Request | Put the lines starting at the one containing "Segment this screenshot: for" and ending at the one containing "formation-markers: Darwin Fm" into a JSON list of strings, one string per line, with blank lines left out.

Input data |

☆ ☆ ☆ ☆ ☆ ☆ ☆

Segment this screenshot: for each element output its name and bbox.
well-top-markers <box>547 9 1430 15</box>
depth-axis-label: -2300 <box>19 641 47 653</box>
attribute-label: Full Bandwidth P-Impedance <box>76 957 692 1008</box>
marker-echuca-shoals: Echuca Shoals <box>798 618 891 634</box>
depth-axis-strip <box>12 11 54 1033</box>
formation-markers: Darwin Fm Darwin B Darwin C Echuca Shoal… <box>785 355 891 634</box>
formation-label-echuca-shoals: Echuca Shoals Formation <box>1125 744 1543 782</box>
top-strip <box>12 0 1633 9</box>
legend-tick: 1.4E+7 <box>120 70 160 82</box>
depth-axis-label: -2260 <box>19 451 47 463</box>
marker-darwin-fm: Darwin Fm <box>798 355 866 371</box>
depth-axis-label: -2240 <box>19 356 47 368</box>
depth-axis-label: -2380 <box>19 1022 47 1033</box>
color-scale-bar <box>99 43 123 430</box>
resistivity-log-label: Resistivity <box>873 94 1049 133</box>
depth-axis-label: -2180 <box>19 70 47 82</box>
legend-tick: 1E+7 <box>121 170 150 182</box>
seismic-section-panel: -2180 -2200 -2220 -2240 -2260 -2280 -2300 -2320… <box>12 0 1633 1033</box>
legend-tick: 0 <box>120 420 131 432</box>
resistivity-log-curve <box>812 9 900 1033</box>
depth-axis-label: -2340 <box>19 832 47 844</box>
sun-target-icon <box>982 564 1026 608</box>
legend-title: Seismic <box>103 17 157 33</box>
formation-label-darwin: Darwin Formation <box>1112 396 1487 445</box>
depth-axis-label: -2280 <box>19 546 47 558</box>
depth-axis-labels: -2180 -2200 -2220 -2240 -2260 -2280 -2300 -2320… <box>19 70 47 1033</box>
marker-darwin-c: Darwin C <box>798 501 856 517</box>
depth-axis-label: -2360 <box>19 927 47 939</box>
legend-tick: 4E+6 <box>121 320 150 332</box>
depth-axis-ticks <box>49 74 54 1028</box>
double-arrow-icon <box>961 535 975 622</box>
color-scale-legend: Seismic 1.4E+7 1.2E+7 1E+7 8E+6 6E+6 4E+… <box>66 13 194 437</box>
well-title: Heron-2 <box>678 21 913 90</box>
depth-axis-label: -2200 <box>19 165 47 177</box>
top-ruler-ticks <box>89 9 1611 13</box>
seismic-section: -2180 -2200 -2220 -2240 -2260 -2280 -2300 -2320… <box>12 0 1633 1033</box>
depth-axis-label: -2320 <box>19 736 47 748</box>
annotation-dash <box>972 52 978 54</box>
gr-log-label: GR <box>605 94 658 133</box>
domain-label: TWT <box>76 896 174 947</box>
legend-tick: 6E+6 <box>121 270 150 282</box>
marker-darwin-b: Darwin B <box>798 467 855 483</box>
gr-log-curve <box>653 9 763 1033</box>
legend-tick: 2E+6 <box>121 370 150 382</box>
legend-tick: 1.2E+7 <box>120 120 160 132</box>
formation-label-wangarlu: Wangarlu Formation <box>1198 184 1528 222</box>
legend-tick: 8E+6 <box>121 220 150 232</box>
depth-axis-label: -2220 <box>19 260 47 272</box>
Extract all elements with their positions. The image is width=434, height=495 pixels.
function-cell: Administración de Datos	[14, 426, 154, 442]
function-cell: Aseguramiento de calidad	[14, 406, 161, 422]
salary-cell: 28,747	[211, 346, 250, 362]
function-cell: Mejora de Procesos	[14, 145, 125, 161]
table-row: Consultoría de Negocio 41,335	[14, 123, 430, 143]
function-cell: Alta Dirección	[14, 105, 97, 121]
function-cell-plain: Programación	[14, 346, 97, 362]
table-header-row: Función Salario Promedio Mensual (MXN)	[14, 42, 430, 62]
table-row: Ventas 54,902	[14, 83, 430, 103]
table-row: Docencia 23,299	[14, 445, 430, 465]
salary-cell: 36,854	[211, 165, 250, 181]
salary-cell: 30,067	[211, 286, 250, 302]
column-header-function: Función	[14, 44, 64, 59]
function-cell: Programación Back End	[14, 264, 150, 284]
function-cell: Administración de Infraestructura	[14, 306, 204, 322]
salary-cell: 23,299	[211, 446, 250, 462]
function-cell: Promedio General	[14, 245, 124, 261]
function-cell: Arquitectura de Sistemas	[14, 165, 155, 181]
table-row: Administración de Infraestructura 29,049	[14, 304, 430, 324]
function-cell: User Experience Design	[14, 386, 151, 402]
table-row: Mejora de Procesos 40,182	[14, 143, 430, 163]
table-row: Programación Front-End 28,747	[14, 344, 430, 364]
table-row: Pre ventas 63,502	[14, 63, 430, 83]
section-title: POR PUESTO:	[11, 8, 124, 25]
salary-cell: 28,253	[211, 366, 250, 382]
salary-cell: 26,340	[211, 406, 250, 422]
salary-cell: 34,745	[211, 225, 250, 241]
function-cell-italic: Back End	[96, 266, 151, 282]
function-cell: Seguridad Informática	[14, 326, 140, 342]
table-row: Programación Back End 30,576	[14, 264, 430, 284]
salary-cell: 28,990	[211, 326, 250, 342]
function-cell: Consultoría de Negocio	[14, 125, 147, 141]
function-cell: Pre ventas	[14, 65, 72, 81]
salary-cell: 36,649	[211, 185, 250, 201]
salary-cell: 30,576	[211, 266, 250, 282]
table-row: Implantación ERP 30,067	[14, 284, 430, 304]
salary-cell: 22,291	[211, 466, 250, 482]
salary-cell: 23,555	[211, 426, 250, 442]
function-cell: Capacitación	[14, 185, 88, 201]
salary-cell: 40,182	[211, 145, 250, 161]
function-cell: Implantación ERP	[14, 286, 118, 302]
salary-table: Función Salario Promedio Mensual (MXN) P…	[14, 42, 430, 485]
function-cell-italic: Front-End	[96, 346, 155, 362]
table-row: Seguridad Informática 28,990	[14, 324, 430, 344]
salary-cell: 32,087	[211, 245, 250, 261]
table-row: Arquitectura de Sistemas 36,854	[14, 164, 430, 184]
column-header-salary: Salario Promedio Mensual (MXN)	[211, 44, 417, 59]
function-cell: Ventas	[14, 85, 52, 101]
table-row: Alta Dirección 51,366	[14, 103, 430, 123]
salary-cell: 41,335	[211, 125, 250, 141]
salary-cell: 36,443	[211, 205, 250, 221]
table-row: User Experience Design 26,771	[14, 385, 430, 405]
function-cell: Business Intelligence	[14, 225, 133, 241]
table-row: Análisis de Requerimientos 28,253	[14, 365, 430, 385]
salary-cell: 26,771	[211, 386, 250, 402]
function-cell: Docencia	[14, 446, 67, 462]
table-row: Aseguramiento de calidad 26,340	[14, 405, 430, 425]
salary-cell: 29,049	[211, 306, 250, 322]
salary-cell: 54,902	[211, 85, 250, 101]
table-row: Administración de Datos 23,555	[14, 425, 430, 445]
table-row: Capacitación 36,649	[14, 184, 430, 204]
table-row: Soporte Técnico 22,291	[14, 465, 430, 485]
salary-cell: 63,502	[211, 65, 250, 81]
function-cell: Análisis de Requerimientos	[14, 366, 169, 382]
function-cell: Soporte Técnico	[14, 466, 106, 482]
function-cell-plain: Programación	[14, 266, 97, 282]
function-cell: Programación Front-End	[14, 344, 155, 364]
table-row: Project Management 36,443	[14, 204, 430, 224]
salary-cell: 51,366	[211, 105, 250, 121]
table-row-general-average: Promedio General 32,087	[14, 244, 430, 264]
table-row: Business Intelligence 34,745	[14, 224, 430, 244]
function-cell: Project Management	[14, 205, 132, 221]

☆ ☆ ☆ ☆ ☆ ☆ ☆

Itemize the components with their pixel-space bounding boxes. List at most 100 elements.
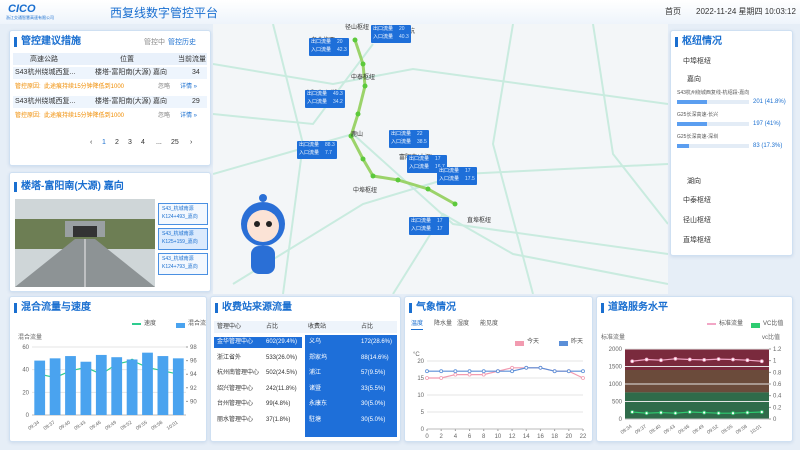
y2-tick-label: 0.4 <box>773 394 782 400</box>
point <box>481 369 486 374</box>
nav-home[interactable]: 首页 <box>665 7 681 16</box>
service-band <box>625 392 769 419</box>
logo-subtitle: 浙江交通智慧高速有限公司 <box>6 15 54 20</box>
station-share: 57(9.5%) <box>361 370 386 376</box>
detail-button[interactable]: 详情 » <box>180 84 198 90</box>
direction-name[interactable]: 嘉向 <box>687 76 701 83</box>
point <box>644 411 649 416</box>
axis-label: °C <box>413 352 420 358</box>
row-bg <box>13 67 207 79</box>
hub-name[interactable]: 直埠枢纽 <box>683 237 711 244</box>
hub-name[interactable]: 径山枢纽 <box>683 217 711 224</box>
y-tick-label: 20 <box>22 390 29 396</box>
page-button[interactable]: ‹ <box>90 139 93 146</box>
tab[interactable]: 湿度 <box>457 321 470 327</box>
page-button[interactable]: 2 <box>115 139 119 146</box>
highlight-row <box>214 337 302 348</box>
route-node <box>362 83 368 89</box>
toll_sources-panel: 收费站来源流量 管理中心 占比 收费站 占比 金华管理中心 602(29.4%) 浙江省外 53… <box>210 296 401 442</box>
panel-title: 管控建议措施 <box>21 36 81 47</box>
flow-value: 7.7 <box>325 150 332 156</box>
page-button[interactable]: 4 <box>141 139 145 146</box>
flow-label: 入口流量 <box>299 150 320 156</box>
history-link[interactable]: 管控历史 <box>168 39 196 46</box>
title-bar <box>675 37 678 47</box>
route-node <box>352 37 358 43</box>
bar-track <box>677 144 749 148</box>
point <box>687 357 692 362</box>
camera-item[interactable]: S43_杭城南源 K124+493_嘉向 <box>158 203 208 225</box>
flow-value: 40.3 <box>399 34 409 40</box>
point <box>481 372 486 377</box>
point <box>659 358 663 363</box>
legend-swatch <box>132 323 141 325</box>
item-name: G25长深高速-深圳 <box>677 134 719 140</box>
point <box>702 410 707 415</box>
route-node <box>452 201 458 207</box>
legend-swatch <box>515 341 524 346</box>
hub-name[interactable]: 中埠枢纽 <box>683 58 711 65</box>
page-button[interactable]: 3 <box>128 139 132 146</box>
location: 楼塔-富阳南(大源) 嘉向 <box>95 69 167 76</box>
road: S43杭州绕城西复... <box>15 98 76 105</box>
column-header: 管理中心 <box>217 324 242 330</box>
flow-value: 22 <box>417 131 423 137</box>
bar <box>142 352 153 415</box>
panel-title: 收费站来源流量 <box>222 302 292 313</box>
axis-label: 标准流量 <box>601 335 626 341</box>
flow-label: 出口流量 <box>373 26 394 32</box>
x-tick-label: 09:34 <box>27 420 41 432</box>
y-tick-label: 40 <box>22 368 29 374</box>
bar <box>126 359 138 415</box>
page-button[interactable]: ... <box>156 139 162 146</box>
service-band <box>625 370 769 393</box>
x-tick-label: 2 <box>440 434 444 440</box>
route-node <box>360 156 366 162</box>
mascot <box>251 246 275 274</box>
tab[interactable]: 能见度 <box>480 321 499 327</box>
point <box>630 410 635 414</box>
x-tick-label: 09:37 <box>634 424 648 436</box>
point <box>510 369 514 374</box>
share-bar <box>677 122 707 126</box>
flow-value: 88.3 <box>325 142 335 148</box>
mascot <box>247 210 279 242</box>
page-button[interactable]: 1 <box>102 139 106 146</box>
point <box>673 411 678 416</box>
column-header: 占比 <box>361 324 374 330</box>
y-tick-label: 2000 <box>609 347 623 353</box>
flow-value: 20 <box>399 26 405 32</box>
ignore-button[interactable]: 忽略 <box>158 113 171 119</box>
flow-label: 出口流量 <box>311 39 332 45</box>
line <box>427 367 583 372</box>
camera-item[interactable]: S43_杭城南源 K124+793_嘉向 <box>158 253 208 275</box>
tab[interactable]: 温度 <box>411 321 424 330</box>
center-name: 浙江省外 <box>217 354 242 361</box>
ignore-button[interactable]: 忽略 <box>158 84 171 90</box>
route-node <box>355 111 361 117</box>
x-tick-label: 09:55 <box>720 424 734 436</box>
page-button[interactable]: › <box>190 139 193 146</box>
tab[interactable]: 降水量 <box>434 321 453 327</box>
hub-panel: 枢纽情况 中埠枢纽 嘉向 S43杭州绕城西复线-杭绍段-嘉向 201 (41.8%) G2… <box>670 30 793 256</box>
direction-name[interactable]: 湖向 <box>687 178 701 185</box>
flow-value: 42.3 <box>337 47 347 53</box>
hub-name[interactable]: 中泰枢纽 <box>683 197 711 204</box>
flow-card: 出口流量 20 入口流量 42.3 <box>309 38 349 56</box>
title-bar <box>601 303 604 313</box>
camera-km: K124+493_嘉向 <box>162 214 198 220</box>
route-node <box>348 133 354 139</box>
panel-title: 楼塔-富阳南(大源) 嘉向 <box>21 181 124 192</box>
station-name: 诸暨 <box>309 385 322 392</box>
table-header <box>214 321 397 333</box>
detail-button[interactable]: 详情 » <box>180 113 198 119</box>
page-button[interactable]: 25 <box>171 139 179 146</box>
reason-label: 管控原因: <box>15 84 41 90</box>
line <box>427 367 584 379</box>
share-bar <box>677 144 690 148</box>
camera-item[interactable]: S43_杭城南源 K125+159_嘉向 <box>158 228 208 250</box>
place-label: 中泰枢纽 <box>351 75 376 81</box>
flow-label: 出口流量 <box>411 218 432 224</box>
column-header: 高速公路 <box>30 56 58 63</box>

☆ ☆ ☆ ☆ ☆ ☆ ☆

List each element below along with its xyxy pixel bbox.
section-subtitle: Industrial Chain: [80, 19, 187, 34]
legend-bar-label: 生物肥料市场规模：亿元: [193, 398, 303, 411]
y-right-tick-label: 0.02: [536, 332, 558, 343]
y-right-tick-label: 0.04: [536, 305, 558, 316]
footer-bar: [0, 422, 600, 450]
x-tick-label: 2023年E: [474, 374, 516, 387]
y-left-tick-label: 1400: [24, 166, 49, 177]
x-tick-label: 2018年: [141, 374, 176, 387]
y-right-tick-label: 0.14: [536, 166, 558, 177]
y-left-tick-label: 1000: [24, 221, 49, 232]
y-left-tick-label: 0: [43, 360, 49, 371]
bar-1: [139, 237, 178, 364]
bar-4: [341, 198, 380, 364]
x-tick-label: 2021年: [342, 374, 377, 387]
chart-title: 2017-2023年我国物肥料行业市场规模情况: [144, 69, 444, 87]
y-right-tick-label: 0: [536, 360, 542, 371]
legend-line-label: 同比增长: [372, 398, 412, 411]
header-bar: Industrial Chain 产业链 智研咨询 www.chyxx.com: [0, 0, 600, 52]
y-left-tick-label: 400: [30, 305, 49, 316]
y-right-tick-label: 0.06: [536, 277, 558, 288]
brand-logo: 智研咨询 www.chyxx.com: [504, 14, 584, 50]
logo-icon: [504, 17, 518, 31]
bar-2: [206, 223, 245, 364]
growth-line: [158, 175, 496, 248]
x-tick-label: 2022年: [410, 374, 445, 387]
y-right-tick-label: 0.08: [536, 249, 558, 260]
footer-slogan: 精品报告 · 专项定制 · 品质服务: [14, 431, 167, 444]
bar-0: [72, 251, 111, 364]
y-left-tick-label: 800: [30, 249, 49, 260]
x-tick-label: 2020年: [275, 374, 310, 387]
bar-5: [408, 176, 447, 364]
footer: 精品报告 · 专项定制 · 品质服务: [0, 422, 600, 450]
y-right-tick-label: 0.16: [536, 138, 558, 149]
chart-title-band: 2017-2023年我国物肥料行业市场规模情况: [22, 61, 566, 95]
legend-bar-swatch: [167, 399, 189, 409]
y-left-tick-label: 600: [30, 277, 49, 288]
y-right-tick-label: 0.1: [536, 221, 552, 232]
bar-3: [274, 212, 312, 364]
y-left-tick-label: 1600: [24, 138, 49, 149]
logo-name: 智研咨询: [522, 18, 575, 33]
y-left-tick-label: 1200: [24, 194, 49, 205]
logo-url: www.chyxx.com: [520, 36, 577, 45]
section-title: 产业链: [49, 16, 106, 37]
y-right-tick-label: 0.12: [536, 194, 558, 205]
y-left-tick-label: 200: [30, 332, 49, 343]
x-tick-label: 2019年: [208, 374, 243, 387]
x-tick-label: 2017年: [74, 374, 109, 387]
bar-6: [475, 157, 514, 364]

☆ ☆ ☆ ☆ ☆ ☆ ☆

Reply |
[
  "Segment this screenshot: for each element output its name and bbox.",
  "well-top-markers <box>547 9 1430 15</box>",
  "depth-axis-label: -2300 <box>19 641 47 653</box>",
  "attribute-label: Full Bandwidth P-Impedance <box>76 957 692 1008</box>",
  "marker-echuca-shoals: Echuca Shoals <box>798 618 891 634</box>",
  "depth-axis-strip <box>12 11 54 1033</box>",
  "formation-markers: Darwin Fm Darwin B Darwin C Echuca Shoal… <box>785 355 891 634</box>"
]